PROBLEM DESCRIPTION: Please quote the material exactly, every line of it.

::: LISTED RECORDS :::

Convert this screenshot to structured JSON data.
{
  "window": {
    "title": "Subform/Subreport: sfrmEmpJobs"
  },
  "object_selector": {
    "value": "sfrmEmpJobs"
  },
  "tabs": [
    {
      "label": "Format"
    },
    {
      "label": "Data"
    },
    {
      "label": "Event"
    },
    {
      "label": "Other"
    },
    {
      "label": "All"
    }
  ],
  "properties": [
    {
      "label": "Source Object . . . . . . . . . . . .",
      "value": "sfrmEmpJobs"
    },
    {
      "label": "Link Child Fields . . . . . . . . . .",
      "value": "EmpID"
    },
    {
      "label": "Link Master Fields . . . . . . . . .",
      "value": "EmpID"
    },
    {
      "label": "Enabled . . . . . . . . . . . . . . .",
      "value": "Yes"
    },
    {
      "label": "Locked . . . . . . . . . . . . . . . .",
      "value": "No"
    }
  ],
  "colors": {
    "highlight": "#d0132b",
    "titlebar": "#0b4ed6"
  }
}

:::

RESULT:
Convert this screenshot to structured JSON data.
{
  "window": {
    "title": "Subform/Subreport: sfrmEmpJobs"
  },
  "object_selector": {
    "value": "sfrmEmpJobs"
  },
  "tabs": [
    {
      "label": "Format"
    },
    {
      "label": "Data"
    },
    {
      "label": "Event"
    },
    {
      "label": "Other"
    },
    {
      "label": "All"
    }
  ],
  "properties": [
    {
      "label": "Source Object . . . . . . . . . . . .",
      "value": "sfrmEmpJobs"
    },
    {
      "label": "Link Child Fields . . . . . . . . . .",
      "value": "EmpID"
    },
    {
      "label": "Link Master Fields . . . . . . . . .",
      "value": "EmpID"
    },
    {
      "label": "Enabled . . . . . . . . . . . . . . .",
      "value": "Yes"
    },
    {
      "label": "Locked . . . . . . . . . . . . . . . .",
      "value": "No"
    }
  ],
  "colors": {
    "highlight": "#d0132b",
    "titlebar": "#0b4ed6"
  }
}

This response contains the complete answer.